* START *

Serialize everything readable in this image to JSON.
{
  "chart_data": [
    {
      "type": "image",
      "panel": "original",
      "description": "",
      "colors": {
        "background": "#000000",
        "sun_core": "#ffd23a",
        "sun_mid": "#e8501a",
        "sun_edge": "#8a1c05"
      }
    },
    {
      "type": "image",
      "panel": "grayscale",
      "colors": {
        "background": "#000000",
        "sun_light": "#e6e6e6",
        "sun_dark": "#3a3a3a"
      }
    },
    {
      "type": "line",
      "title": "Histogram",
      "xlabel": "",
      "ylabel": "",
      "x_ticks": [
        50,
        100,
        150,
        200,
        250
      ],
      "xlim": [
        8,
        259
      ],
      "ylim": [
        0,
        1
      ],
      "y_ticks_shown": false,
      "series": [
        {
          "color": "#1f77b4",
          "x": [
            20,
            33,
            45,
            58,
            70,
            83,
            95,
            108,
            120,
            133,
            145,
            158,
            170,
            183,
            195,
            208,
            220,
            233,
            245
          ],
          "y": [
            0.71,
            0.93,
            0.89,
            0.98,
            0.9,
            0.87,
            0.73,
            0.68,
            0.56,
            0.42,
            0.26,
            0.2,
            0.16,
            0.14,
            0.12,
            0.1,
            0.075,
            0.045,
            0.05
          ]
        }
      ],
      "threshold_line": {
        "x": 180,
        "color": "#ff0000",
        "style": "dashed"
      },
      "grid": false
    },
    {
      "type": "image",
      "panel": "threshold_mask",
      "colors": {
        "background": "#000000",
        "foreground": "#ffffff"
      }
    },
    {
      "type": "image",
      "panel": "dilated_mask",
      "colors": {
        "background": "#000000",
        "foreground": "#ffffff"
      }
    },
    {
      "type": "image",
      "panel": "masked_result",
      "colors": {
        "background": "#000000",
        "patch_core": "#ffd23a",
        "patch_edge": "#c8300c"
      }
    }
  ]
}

* END *
* START *

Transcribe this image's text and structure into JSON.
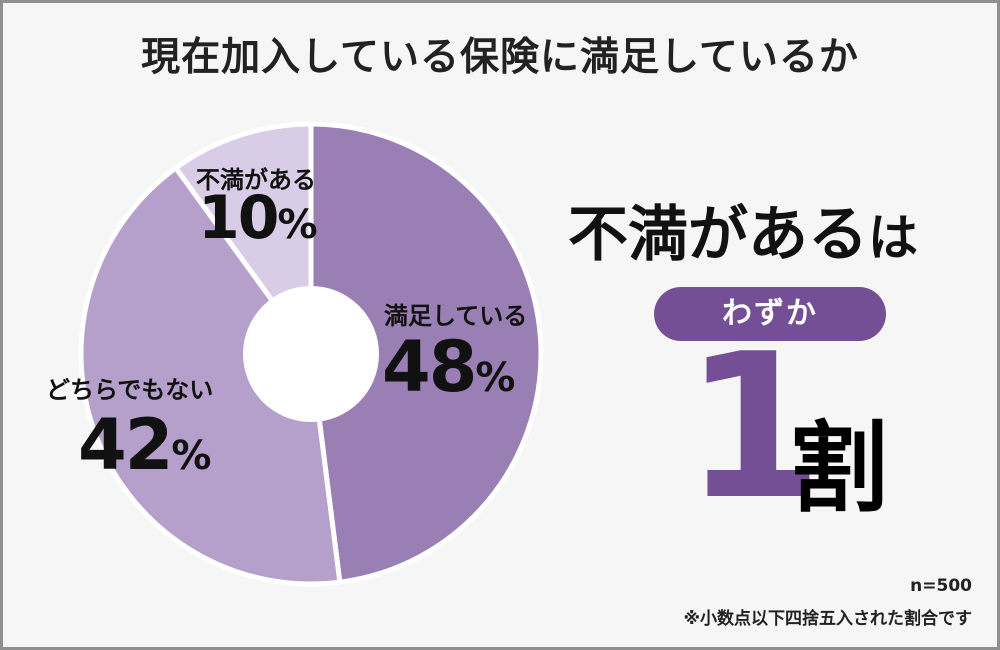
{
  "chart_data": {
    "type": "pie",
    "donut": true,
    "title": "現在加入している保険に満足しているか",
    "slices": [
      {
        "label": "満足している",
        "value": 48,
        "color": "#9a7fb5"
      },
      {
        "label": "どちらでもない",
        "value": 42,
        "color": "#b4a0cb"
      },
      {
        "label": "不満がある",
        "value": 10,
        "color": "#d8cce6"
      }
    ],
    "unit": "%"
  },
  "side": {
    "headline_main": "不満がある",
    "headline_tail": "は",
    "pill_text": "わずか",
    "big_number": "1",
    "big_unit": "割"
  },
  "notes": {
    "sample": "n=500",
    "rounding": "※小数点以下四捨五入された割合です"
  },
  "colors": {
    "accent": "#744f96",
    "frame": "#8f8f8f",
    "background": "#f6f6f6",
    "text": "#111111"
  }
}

* END *

Directive -
Scan the listing above for the word "JSON" and copy every line that holds it.

The response -
Serialize everything readable in this image to JSON.
Transcribe this image's text and structure into JSON.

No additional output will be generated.